• Request: Output nothing but the number of lines that include the word "anglais".

———

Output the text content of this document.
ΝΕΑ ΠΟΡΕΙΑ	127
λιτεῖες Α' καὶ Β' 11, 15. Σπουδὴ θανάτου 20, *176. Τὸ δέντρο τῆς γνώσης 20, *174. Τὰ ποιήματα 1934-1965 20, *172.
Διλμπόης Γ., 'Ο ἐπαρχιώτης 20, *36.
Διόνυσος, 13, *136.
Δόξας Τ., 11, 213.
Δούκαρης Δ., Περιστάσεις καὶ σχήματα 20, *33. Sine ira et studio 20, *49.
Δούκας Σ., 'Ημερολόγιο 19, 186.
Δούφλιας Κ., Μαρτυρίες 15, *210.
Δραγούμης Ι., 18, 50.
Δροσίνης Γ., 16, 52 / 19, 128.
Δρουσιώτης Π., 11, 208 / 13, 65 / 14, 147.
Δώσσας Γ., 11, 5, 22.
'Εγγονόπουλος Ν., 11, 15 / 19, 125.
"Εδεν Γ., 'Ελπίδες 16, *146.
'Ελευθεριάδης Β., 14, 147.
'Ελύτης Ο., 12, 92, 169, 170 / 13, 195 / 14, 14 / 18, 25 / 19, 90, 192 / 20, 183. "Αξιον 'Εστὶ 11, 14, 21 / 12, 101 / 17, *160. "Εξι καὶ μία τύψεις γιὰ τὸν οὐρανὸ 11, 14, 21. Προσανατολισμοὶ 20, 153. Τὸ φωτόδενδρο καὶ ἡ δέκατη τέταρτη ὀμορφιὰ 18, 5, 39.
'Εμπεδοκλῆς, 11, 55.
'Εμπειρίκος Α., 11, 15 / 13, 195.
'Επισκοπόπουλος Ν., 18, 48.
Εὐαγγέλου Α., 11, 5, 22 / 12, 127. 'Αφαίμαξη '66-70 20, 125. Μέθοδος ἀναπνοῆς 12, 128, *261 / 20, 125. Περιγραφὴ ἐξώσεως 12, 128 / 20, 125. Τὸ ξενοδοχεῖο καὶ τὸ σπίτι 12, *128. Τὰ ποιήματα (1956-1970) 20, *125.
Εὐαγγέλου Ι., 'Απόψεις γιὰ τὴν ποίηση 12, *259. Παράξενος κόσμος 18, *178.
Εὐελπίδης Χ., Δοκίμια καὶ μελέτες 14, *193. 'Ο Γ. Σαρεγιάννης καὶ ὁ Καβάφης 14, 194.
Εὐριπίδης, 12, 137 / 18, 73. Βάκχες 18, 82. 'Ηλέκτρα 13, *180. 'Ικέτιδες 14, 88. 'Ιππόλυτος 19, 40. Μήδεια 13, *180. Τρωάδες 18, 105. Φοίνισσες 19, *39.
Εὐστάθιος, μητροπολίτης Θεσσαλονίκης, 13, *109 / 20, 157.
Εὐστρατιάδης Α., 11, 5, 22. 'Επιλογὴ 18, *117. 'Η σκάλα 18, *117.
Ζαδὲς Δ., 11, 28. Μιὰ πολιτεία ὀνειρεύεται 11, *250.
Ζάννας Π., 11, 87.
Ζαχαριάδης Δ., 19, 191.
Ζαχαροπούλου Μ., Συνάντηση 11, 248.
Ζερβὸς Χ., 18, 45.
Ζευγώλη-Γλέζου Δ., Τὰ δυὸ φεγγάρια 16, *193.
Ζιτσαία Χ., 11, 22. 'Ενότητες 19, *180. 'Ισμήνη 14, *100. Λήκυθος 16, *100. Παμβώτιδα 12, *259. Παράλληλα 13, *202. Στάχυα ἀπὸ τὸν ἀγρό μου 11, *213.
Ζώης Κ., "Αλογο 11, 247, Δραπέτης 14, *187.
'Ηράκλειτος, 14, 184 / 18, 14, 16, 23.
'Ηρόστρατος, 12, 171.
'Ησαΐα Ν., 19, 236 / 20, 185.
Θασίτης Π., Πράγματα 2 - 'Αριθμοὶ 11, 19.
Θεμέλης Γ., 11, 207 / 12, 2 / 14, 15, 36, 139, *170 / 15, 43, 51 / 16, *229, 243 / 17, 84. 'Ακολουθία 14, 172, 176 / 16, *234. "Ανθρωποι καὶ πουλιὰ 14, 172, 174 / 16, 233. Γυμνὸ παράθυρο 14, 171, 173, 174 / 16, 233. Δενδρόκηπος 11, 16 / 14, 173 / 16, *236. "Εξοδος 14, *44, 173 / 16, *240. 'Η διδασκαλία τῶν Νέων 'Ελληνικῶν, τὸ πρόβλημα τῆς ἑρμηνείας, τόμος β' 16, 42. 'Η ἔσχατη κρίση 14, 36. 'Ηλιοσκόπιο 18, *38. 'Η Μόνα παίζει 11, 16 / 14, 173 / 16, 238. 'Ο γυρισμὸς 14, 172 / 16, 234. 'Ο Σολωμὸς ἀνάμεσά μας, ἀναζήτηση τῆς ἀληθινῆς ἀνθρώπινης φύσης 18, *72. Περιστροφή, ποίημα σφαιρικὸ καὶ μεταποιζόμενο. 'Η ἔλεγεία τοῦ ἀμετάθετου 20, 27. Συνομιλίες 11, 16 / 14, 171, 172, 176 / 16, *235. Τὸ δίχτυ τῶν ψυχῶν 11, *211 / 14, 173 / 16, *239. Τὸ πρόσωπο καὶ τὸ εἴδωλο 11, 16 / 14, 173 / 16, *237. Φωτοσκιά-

———

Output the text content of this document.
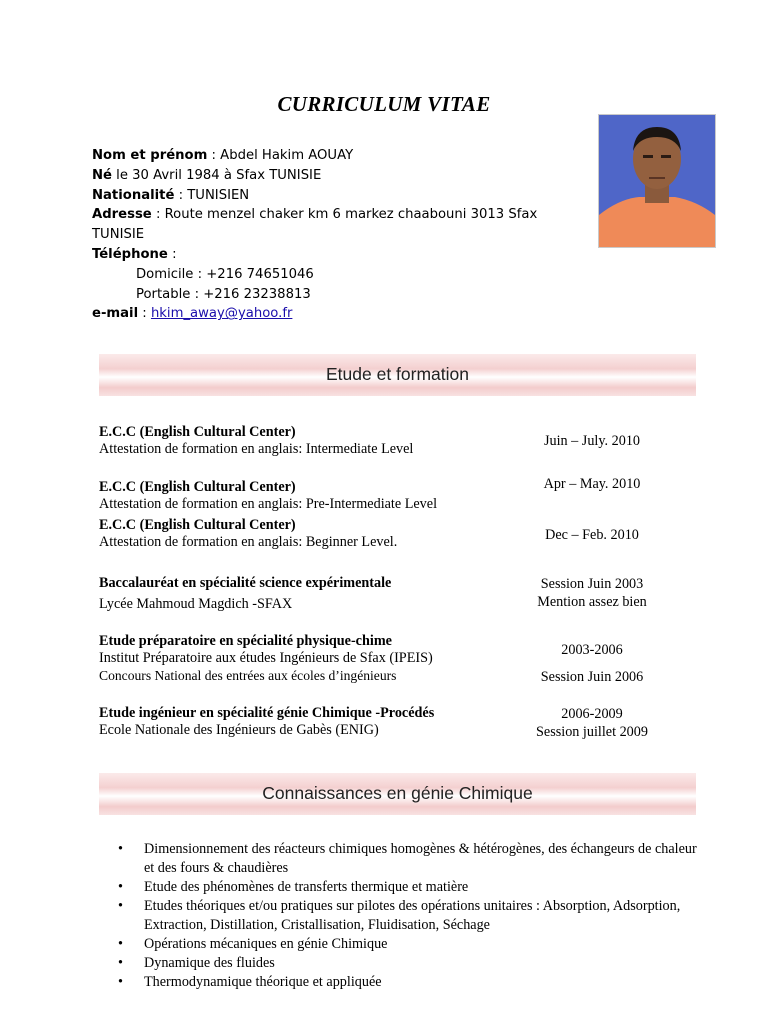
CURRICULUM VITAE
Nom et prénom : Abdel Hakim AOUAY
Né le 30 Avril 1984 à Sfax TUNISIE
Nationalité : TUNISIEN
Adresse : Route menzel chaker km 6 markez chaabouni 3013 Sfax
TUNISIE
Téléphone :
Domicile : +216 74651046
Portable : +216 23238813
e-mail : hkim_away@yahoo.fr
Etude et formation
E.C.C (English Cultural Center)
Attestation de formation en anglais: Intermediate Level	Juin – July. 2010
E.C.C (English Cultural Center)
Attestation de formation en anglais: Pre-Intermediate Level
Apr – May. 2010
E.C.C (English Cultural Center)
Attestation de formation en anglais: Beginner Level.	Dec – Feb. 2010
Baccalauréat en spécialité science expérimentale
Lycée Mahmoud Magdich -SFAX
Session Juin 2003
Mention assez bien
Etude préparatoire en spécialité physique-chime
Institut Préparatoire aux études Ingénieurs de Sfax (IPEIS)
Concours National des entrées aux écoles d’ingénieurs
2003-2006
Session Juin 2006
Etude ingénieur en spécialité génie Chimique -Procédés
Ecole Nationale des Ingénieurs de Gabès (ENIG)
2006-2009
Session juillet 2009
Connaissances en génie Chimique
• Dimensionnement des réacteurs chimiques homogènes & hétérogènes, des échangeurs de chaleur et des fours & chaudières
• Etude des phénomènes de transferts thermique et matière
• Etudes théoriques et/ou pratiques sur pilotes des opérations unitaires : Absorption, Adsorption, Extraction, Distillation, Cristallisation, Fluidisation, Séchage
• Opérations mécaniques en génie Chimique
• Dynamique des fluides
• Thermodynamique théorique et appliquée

———

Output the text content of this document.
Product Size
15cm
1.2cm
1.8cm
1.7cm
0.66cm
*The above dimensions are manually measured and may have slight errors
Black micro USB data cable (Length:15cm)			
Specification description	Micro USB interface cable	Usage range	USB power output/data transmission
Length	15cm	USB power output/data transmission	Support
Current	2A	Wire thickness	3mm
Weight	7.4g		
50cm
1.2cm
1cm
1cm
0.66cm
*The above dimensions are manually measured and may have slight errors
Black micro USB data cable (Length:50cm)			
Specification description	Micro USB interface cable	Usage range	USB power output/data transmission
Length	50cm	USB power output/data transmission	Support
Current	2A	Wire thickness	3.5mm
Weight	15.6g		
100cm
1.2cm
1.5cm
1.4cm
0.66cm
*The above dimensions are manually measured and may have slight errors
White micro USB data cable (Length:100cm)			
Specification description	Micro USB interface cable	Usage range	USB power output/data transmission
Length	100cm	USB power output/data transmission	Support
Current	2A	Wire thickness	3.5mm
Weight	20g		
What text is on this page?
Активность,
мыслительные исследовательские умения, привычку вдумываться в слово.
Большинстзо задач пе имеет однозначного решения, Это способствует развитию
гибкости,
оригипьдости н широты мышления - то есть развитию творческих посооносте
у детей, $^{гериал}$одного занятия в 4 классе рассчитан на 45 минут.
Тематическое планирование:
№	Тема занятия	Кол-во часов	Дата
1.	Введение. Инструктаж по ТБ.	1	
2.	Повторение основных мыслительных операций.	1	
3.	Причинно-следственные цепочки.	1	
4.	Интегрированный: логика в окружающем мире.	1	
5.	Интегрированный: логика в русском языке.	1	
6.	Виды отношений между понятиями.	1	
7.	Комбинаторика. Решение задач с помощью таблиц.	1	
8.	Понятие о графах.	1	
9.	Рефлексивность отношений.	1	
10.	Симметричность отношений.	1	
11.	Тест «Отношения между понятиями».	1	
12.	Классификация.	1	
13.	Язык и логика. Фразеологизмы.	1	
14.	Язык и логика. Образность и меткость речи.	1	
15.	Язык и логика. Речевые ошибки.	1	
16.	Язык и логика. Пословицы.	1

———

• Exercise solution: 3